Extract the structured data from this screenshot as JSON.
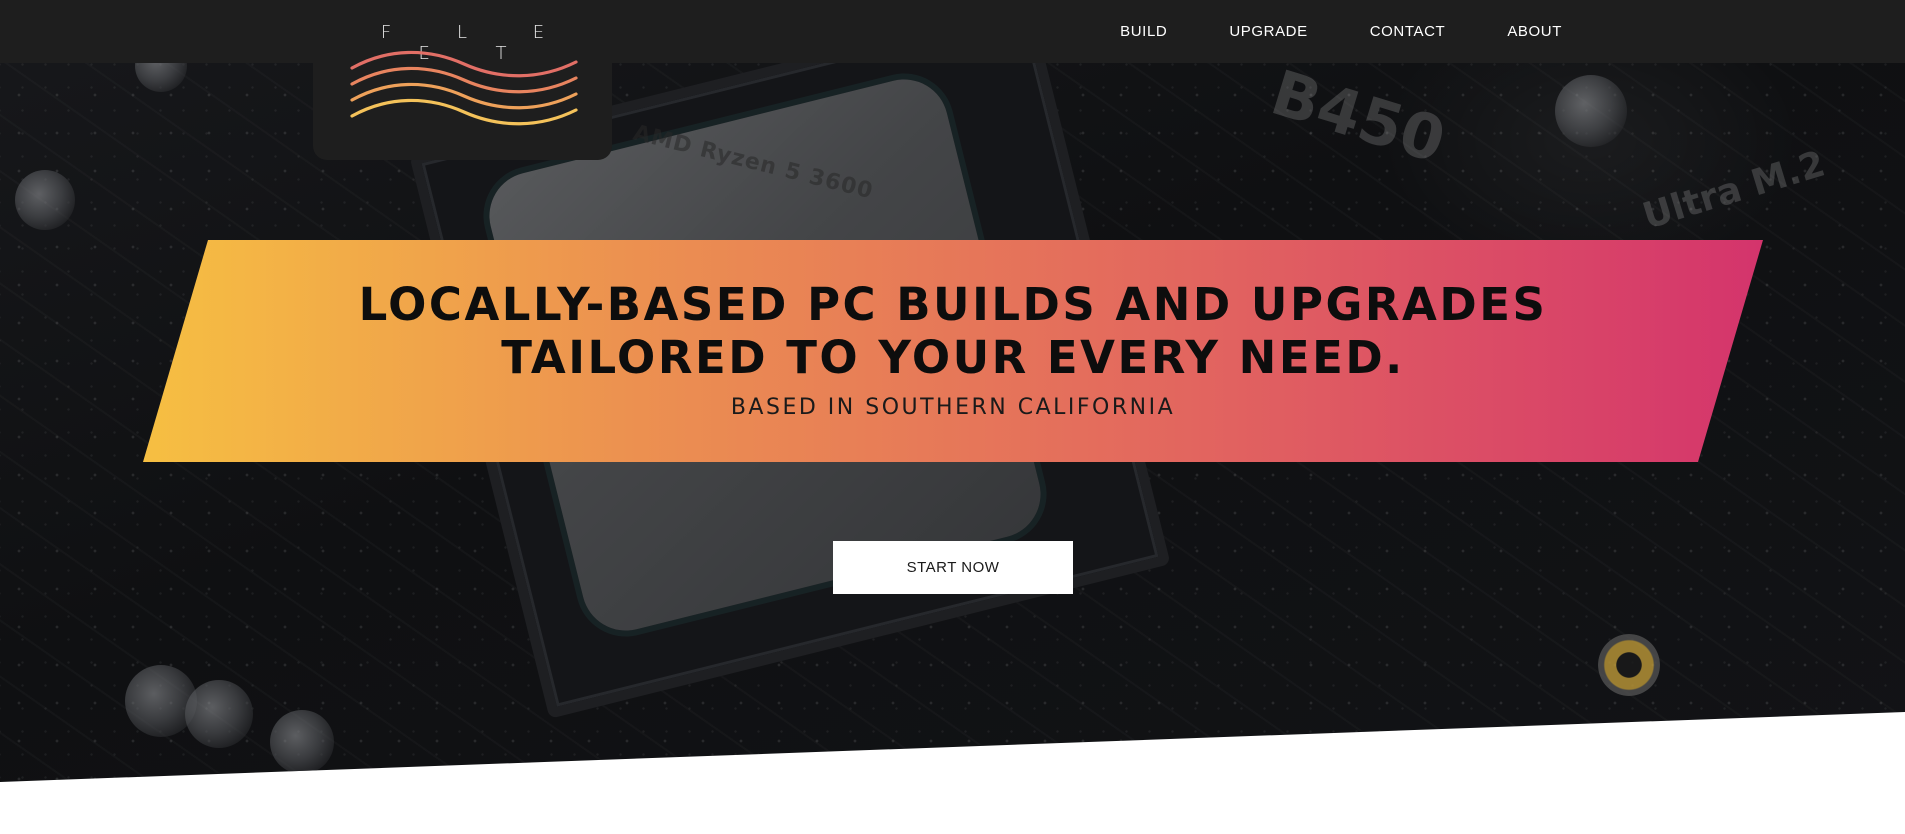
{
  "brand": {
    "logo_text": "F L E E T",
    "wave_colors": [
      "#e26f66",
      "#e8845f",
      "#eea15a",
      "#f4c25a"
    ]
  },
  "nav": {
    "items": [
      {
        "label": "BUILD"
      },
      {
        "label": "UPGRADE"
      },
      {
        "label": "CONTACT"
      },
      {
        "label": "ABOUT"
      }
    ]
  },
  "hero": {
    "headline_line1": "LOCALLY-BASED PC BUILDS AND UPGRADES",
    "headline_line2": "TAILORED TO YOUR EVERY NEED.",
    "subheadline": "BASED IN SOUTHERN CALIFORNIA",
    "cta_label": "START NOW",
    "banner_gradient": [
      "#f6bf42",
      "#ec9150",
      "#e2655f",
      "#d4346c"
    ],
    "background_image": {
      "chip_text": "AMD Ryzen 5 3600",
      "board_text_1": "B450",
      "board_text_2": "Ultra M.2"
    }
  },
  "colors": {
    "navbar_bg": "#1e1e1e",
    "cta_bg": "#ffffff",
    "page_bg": "#ffffff"
  }
}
┄┄┄┄┄┄┄┄┄┄┄┄┄┄┄┄┄┄┄┄
§ Requirement:
Extract the full listing above verbatim; pictures are to be left out of the copy.

§ The answer:
Extract the structured data from this screenshot as JSON.
{
  "brand": {
    "logo_text": "F L E E T",
    "wave_colors": [
      "#e26f66",
      "#e8845f",
      "#eea15a",
      "#f4c25a"
    ]
  },
  "nav": {
    "items": [
      {
        "label": "BUILD"
      },
      {
        "label": "UPGRADE"
      },
      {
        "label": "CONTACT"
      },
      {
        "label": "ABOUT"
      }
    ]
  },
  "hero": {
    "headline_line1": "LOCALLY-BASED PC BUILDS AND UPGRADES",
    "headline_line2": "TAILORED TO YOUR EVERY NEED.",
    "subheadline": "BASED IN SOUTHERN CALIFORNIA",
    "cta_label": "START NOW",
    "banner_gradient": [
      "#f6bf42",
      "#ec9150",
      "#e2655f",
      "#d4346c"
    ],
    "background_image": {
      "chip_text": "AMD Ryzen 5 3600",
      "board_text_1": "B450",
      "board_text_2": "Ultra M.2"
    }
  },
  "colors": {
    "navbar_bg": "#1e1e1e",
    "cta_bg": "#ffffff",
    "page_bg": "#ffffff"
  }
}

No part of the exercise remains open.